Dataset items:
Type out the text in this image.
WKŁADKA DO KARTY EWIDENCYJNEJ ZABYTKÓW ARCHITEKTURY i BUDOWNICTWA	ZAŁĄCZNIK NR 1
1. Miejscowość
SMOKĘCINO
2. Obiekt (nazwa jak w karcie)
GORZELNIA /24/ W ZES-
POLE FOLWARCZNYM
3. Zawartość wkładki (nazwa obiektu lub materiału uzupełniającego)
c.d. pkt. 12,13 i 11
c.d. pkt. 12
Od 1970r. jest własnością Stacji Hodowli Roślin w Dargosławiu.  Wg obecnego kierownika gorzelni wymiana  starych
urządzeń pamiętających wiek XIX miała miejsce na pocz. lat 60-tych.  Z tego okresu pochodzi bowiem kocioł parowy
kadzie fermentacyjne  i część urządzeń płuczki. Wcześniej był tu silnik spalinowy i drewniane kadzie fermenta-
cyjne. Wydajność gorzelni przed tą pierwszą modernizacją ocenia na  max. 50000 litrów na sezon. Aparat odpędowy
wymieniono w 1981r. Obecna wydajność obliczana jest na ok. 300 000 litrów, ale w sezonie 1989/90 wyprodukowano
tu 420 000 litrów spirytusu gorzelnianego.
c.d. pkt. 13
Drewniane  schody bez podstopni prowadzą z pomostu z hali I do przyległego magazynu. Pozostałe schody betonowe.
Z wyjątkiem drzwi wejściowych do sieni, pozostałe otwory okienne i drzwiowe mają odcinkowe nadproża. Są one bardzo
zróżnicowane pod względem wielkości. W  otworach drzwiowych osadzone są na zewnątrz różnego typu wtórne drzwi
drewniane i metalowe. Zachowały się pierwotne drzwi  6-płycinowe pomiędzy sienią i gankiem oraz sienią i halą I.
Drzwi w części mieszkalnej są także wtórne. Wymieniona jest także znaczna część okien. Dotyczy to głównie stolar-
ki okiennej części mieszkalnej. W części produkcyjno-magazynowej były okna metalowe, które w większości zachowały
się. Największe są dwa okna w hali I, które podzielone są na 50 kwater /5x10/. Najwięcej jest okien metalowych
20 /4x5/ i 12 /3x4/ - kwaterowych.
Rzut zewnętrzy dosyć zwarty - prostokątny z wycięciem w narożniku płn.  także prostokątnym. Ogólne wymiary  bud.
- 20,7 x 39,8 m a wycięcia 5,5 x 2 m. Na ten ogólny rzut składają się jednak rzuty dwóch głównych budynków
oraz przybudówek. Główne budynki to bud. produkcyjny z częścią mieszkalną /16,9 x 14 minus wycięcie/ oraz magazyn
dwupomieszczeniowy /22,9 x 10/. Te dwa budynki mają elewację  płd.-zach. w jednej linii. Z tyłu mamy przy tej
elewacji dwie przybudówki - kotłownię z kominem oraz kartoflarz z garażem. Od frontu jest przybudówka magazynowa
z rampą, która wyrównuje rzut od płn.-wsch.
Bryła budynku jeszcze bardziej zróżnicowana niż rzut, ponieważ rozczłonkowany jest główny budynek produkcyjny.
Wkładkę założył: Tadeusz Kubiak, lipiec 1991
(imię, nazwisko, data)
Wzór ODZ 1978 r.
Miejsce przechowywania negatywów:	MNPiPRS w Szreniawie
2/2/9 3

YOUR TASK ::
Work out the number of lines above that include the string "także" and write only that number.

COMPLETED TASK ::
2